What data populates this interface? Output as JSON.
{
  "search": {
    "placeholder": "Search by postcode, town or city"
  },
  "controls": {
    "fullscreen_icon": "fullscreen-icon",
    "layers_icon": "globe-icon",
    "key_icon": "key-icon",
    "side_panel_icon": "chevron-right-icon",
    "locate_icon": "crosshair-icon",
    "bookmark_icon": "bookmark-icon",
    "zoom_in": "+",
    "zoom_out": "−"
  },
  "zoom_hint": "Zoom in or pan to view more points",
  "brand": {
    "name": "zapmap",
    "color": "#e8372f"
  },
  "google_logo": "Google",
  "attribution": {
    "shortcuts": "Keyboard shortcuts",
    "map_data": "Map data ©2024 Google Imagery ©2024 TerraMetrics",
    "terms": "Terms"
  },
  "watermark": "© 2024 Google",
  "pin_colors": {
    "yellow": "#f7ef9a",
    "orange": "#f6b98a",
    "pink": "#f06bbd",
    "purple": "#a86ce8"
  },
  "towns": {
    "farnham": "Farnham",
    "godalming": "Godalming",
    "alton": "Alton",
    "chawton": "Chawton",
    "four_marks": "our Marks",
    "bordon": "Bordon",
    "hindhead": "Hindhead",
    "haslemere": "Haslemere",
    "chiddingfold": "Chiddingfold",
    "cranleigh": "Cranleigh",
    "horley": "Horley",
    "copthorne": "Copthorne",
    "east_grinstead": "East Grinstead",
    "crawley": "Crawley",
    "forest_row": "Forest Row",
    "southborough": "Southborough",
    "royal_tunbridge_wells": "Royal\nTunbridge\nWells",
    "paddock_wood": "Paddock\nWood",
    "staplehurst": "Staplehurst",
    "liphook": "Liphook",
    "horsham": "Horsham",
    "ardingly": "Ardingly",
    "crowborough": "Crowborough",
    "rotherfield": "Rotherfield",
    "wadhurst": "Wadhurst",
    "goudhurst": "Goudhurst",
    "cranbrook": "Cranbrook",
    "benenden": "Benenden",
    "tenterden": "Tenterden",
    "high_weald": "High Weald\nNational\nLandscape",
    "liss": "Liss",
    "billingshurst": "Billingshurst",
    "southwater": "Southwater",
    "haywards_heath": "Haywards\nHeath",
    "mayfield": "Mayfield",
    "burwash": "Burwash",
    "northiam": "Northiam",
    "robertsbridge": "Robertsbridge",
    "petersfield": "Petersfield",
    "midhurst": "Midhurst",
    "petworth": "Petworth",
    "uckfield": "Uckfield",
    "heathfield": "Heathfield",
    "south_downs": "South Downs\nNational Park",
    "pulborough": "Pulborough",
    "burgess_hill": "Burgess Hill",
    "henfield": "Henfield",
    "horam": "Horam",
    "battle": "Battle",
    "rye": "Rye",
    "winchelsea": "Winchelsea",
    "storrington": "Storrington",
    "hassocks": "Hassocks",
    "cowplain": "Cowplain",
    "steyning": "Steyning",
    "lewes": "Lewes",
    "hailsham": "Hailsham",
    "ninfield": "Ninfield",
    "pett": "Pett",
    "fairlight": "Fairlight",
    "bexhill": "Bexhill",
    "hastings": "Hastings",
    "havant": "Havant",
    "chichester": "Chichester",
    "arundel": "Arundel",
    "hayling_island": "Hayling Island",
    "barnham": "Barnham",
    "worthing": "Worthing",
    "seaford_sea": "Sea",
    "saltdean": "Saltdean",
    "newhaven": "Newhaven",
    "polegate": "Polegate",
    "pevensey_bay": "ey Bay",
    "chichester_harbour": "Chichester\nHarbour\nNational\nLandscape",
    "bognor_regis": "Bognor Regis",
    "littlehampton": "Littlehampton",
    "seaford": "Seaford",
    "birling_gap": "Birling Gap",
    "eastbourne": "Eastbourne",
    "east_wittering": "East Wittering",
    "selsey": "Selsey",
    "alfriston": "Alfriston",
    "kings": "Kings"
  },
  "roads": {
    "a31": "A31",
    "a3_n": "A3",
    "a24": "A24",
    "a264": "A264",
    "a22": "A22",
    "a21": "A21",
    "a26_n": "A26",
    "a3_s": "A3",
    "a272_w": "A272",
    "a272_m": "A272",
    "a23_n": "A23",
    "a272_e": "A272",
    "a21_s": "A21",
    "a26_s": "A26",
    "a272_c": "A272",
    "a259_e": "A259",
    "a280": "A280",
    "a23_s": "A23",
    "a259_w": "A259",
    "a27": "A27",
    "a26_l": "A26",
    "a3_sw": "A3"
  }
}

■ ■ ■ ■

#### Exercise objective:
Write out every line of the preceding listing that contains "Google".

#### Full solution:
  "google_logo": "Google",
    "map_data": "Map data ©2024 Google Imagery ©2024 TerraMetrics",
  "watermark": "© 2024 Google",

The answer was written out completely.